> [Source records]:

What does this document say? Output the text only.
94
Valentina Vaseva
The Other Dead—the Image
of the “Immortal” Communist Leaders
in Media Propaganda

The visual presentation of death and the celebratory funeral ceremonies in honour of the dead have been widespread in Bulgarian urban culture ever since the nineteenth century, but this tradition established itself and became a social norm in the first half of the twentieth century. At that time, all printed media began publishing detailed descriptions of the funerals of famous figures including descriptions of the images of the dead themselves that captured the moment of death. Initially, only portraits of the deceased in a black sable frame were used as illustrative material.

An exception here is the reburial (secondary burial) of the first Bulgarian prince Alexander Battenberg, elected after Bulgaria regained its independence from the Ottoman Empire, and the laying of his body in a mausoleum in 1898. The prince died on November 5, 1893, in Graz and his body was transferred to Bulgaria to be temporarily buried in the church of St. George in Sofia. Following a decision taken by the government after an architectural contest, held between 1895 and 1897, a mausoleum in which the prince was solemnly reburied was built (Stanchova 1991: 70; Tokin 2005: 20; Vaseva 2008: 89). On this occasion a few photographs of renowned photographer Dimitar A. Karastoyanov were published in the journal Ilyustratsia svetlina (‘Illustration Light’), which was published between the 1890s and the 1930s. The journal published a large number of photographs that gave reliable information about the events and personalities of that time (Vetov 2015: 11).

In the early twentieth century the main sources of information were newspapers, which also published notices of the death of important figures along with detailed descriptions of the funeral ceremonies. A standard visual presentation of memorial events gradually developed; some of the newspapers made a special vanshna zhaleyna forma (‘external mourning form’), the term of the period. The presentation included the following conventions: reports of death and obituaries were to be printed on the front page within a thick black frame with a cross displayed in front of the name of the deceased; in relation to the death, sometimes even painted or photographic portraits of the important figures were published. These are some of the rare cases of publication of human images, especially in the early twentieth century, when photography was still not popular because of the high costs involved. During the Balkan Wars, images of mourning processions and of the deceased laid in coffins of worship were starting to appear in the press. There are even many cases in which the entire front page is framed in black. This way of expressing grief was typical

> [Written instruction]:
Copy out each line of the entries that holds "only".

> [Exercise solution]:
What does this document say? Output the text only.
The visual presentation of death and the celebratory funeral ceremonies in honour of the dead have been widespread in Bulgarian urban culture ever since the nineteenth century, but this tradition established itself and became a social norm in the first half of the twentieth century. At that time, all printed media began publishing detailed descriptions of the funerals of famous figures including descriptions of the images of the dead themselves that captured the moment of death. Initially, only portraits of the deceased in a black sable frame were used as illustrative material.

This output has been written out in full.